### Recorded information
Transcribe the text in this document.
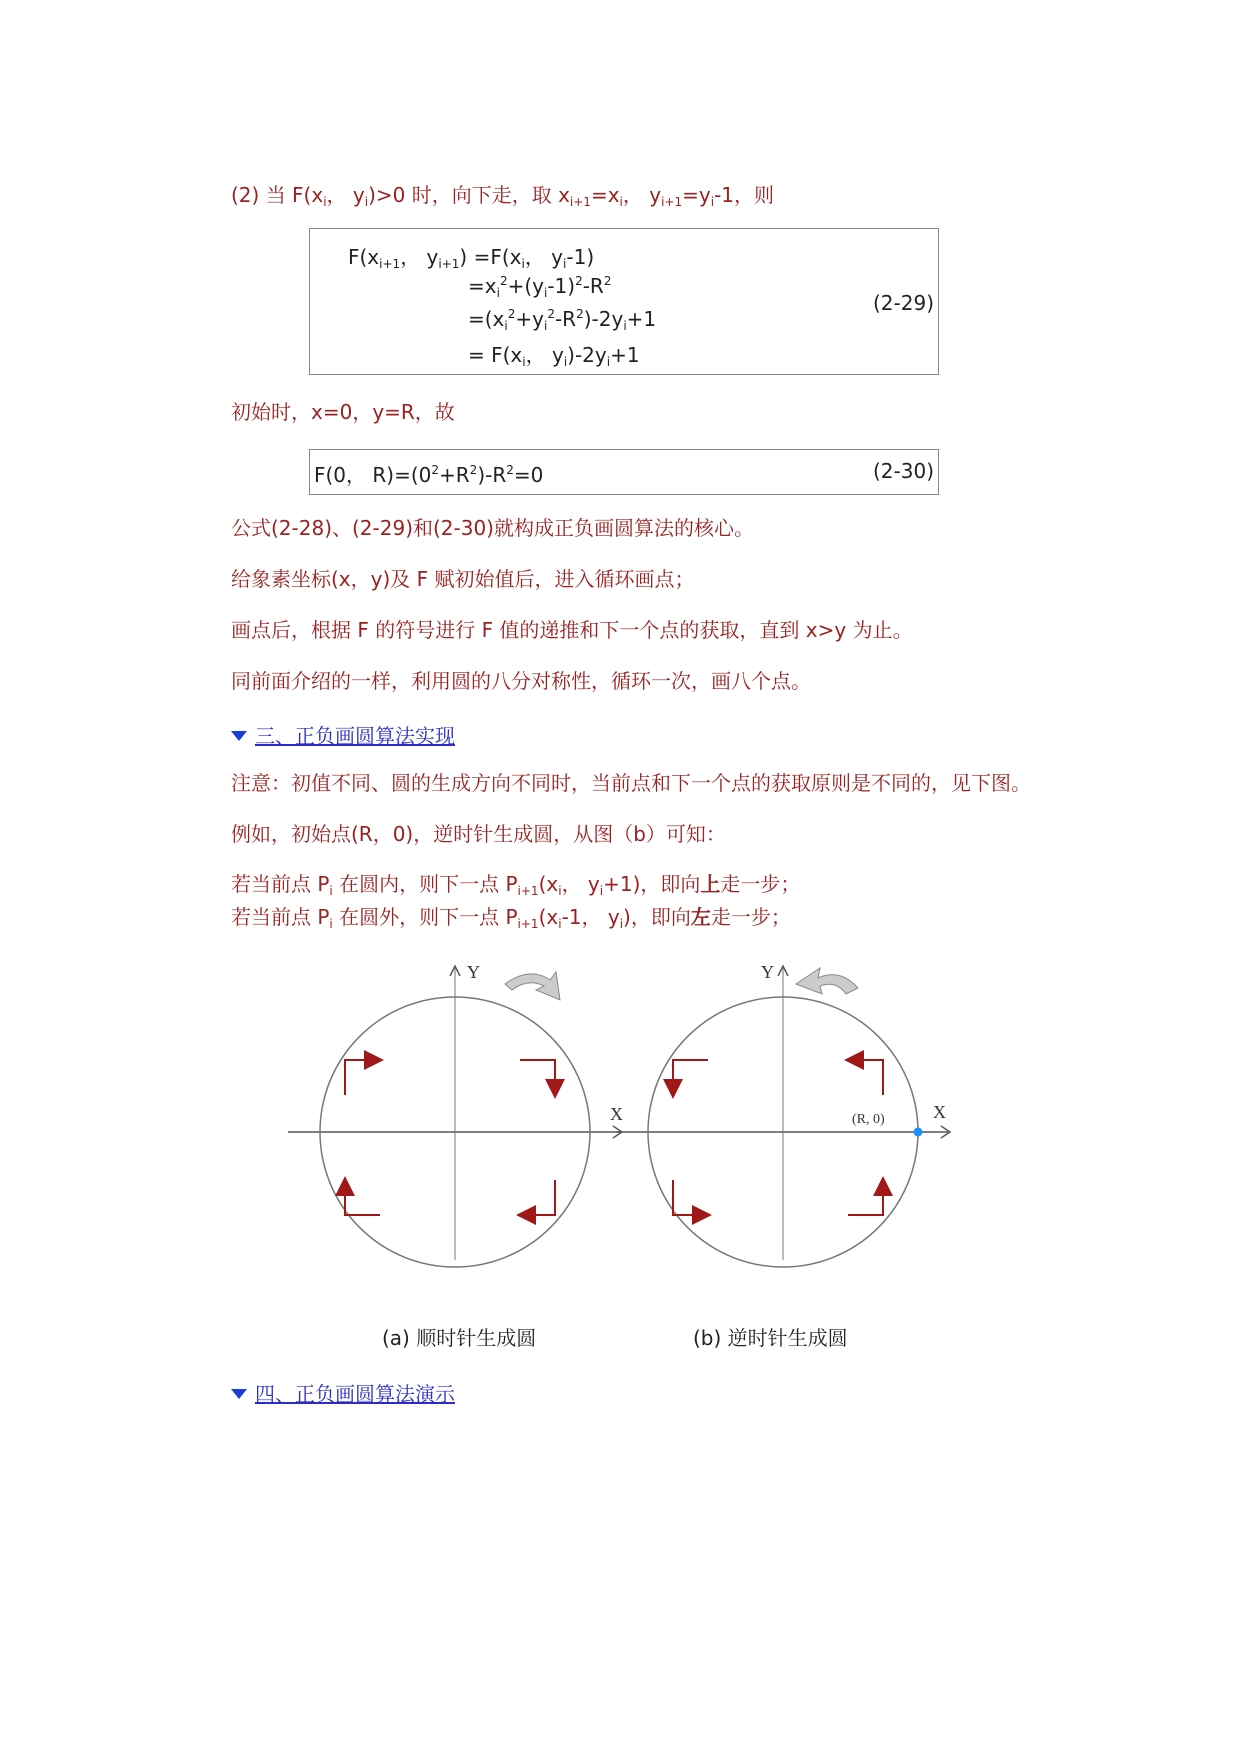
(2) 当 $F(x_i$， $y_i)>0$ 时，向下走，取 $x_{i+1}=x_i$， $y_{i+1}=y_i-1$，则
$F(x_{i+1}$， $y_{i+1}) =F(x_i$， $y_i-1$)
$=x_i^2+(y_i-1)^2-R^2$
$=(x_i^2+y_i^2-R^2)-2y_i+1$
= $F(x_i$， $y_i)-2y_i+1$
(2-29)
初始时，x=0，y=R，故
F(0， $R)=(0^2+R^2)-R^2=0$	(2-30)
公式(2-28)、(2-29)和(2-30)就构成正负画圆算法的核心。
给象素坐标(x，y)及 F 赋初始值后，进入循环画点；
画点后，根据 F 的符号进行 F 值的递推和下一个点的获取，直到 x>y 为止。
同前面介绍的一样，利用圆的八分对称性，循环一次，画八个点。
三、正负画圆算法实现
注意：初值不同、圆的生成方向不同时，当前点和下一个点的获取原则是不同的，见下图。
例如，初始点(R，0)，逆时针生成圆，从图（b）可知：
若当前点 $P_i$ 在圆内，则下一点 $P_{i+1}(x_i$， $y_i+1$)，即向上走一步；
若当前点 $P_i$ 在圆外，则下一点 $P_{i+1}(x_i-1$， $y_i$)，即向左走一步；
X
Y
X
Y
(R, 0)
(a) 顺时针生成圆	(b) 逆时针生成圆
四、正负画圆算法演示
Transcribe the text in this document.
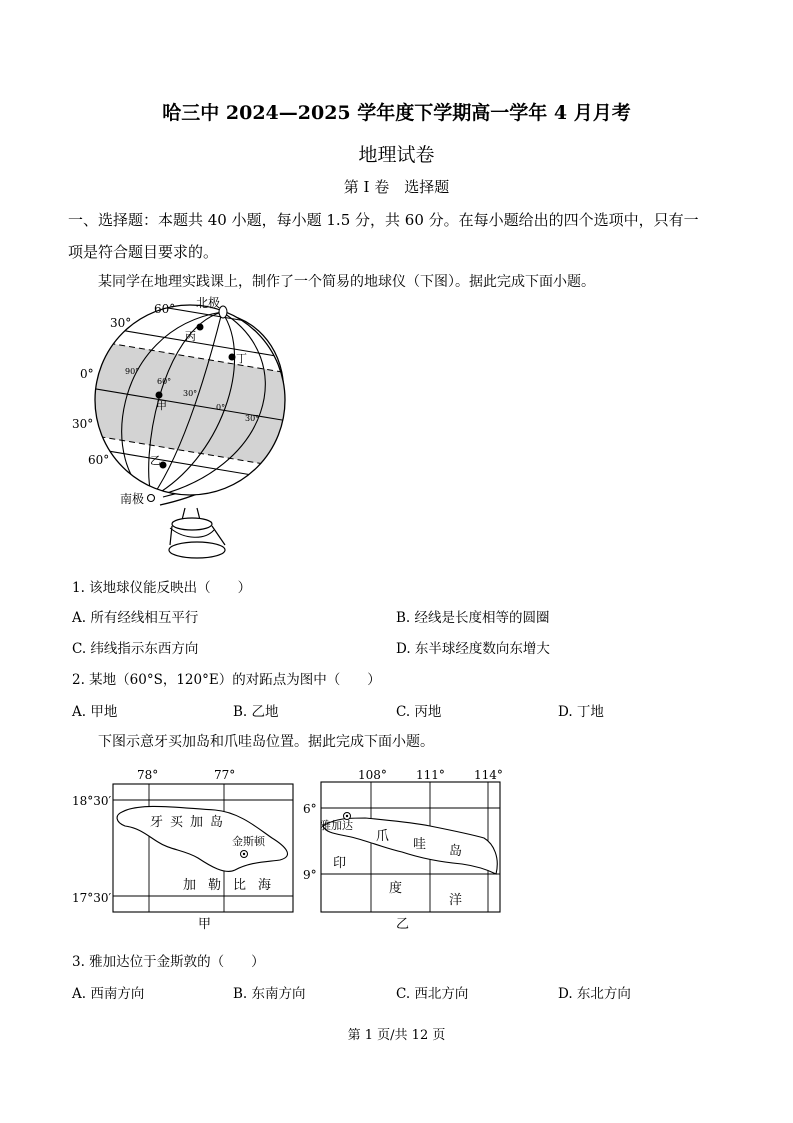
哈三中 2024—2025 学年度下学期高一学年 4 月月考
地理试卷
第 I 卷　选择题
一、选择题：本题共 40 小题，每小题 1.5 分，共 60 分。在每小题给出的四个选项中，只有一
项是符合题目要求的。
某同学在地理实践课上，制作了一个简易的地球仪（下图）。据此完成下面小题。
60°
30°
0°
30°
60°
北极
南极
90°
60°
30°
0°
30°
丙
丁
甲
乙
1. 该地球仪能反映出（　　）
A. 所有经线相互平行	B. 经线是长度相等的圆圈
C. 纬线指示东西方向	D. 东半球经度数向东增大
2. 某地（60°S，120°E）的对跖点为图中（　　）
A. 甲地	B. 乙地	C. 丙地	D. 丁地
下图示意牙买加岛和爪哇岛位置。据此完成下面小题。
78°	77°
18°30′
17°30′
牙 买 加 岛
金斯顿
加 勒 比 海
甲
108° 111° 114°
6°
9°
雅加达
爪
哇 岛
印
度
洋
乙
3. 雅加达位于金斯敦的（　　）
A. 西南方向	B. 东南方向	C. 西北方向	D. 东北方向
第 1 页/共 12 页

### Directions
Images do not belong in the copy; reproduce all other parts of the records above verbatim.

### Task solution
Transcribe the text in this document.
(2) 当 $F(x_i$， $y_i)>0$ 时，向下走，取 $x_{i+1}=x_i$， $y_{i+1}=y_i-1$，则
$F(x_{i+1}$， $y_{i+1}) =F(x_i$， $y_i-1$)
$=x_i^2+(y_i-1)^2-R^2$
$=(x_i^2+y_i^2-R^2)-2y_i+1$
= $F(x_i$， $y_i)-2y_i+1$
(2-29)
初始时，x=0，y=R，故
F(0， $R)=(0^2+R^2)-R^2=0$	(2-30)
公式(2-28)、(2-29)和(2-30)就构成正负画圆算法的核心。
给象素坐标(x，y)及 F 赋初始值后，进入循环画点；
画点后，根据 F 的符号进行 F 值的递推和下一个点的获取，直到 x>y 为止。
同前面介绍的一样，利用圆的八分对称性，循环一次，画八个点。
三、正负画圆算法实现
注意：初值不同、圆的生成方向不同时，当前点和下一个点的获取原则是不同的，见下图。
例如，初始点(R，0)，逆时针生成圆，从图（b）可知：
若当前点 $P_i$ 在圆内，则下一点 $P_{i+1}(x_i$， $y_i+1$)，即向上走一步；
若当前点 $P_i$ 在圆外，则下一点 $P_{i+1}(x_i-1$， $y_i$)，即向左走一步；
X
Y
X
Y
(R, 0)
(a) 顺时针生成圆	(b) 逆时针生成圆
四、正负画圆算法演示
Transcribe the text in this document.
哈三中 2024—2025 学年度下学期高一学年 4 月月考
地理试卷
第 I 卷　选择题
一、选择题：本题共 40 小题，每小题 1.5 分，共 60 分。在每小题给出的四个选项中，只有一
项是符合题目要求的。
某同学在地理实践课上，制作了一个简易的地球仪（下图）。据此完成下面小题。
60°
30°
0°
30°
60°
北极
南极
90°
60°
30°
0°
30°
丙
丁
甲
乙
1. 该地球仪能反映出（　　）
A. 所有经线相互平行	B. 经线是长度相等的圆圈
C. 纬线指示东西方向	D. 东半球经度数向东增大
2. 某地（60°S，120°E）的对跖点为图中（　　）
A. 甲地	B. 乙地	C. 丙地	D. 丁地
下图示意牙买加岛和爪哇岛位置。据此完成下面小题。
78°	77°
18°30′
17°30′
牙 买 加 岛
金斯顿
加 勒 比 海
甲
108° 111° 114°
6°
9°
雅加达
爪
哇 岛
印
度
洋
乙
3. 雅加达位于金斯敦的（　　）
A. 西南方向	B. 东南方向	C. 西北方向	D. 东北方向
第 1 页/共 12 页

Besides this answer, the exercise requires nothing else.